[Provided material]
_____

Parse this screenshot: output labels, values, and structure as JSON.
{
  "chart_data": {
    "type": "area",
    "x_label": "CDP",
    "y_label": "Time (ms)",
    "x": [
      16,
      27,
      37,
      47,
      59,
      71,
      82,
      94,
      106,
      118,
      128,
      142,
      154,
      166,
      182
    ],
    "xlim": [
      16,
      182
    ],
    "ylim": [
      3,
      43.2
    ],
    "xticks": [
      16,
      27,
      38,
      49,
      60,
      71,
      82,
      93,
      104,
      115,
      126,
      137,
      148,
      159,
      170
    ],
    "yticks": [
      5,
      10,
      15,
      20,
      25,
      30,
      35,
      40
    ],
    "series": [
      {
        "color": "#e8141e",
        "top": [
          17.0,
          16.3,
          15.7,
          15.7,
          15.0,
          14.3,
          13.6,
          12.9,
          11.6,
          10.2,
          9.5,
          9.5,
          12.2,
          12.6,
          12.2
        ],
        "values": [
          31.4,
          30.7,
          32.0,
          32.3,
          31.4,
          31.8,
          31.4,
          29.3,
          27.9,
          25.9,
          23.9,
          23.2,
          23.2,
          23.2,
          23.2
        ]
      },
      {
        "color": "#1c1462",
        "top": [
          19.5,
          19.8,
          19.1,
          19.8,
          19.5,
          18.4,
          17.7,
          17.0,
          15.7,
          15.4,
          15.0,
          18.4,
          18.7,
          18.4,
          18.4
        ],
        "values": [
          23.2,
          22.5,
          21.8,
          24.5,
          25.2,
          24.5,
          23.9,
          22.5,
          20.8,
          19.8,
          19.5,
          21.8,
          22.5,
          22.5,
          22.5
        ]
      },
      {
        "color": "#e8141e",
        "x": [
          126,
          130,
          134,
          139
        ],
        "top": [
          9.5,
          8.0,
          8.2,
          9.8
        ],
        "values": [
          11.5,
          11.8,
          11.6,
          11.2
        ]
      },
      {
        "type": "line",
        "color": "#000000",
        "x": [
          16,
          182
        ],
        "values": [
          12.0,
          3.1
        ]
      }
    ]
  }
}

_____

[Short problem]
Every line above should be retyped exactly as given.

[Answer]
Parse this screenshot: output labels, values, and structure as JSON.
{
  "chart_data": {
    "type": "area",
    "x_label": "CDP",
    "y_label": "Time (ms)",
    "x": [
      16,
      27,
      37,
      47,
      59,
      71,
      82,
      94,
      106,
      118,
      128,
      142,
      154,
      166,
      182
    ],
    "xlim": [
      16,
      182
    ],
    "ylim": [
      3,
      43.2
    ],
    "xticks": [
      16,
      27,
      38,
      49,
      60,
      71,
      82,
      93,
      104,
      115,
      126,
      137,
      148,
      159,
      170
    ],
    "yticks": [
      5,
      10,
      15,
      20,
      25,
      30,
      35,
      40
    ],
    "series": [
      {
        "color": "#e8141e",
        "top": [
          17.0,
          16.3,
          15.7,
          15.7,
          15.0,
          14.3,
          13.6,
          12.9,
          11.6,
          10.2,
          9.5,
          9.5,
          12.2,
          12.6,
          12.2
        ],
        "values": [
          31.4,
          30.7,
          32.0,
          32.3,
          31.4,
          31.8,
          31.4,
          29.3,
          27.9,
          25.9,
          23.9,
          23.2,
          23.2,
          23.2,
          23.2
        ]
      },
      {
        "color": "#1c1462",
        "top": [
          19.5,
          19.8,
          19.1,
          19.8,
          19.5,
          18.4,
          17.7,
          17.0,
          15.7,
          15.4,
          15.0,
          18.4,
          18.7,
          18.4,
          18.4
        ],
        "values": [
          23.2,
          22.5,
          21.8,
          24.5,
          25.2,
          24.5,
          23.9,
          22.5,
          20.8,
          19.8,
          19.5,
          21.8,
          22.5,
          22.5,
          22.5
        ]
      },
      {
        "color": "#e8141e",
        "x": [
          126,
          130,
          134,
          139
        ],
        "top": [
          9.5,
          8.0,
          8.2,
          9.8
        ],
        "values": [
          11.5,
          11.8,
          11.6,
          11.2
        ]
      },
      {
        "type": "line",
        "color": "#000000",
        "x": [
          16,
          182
        ],
        "values": [
          12.0,
          3.1
        ]
      }
    ]
  }
}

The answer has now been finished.